--- start INPUT ---

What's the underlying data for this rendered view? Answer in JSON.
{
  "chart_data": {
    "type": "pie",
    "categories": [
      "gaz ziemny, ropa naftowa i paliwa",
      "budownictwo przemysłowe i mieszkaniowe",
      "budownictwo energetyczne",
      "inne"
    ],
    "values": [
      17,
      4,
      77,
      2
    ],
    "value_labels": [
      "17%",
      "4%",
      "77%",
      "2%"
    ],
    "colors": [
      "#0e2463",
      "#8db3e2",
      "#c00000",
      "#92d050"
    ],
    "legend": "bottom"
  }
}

--- end INPUT ---

WRITTEN PROBLEM -
Reproduce the records above exactly.

SOLUTION FOR THIS TASK -
What's the underlying data for this rendered view? Answer in JSON.
{
  "chart_data": {
    "type": "pie",
    "categories": [
      "gaz ziemny, ropa naftowa i paliwa",
      "budownictwo przemysłowe i mieszkaniowe",
      "budownictwo energetyczne",
      "inne"
    ],
    "values": [
      17,
      4,
      77,
      2
    ],
    "value_labels": [
      "17%",
      "4%",
      "77%",
      "2%"
    ],
    "colors": [
      "#0e2463",
      "#8db3e2",
      "#c00000",
      "#92d050"
    ],
    "legend": "bottom"
  }
}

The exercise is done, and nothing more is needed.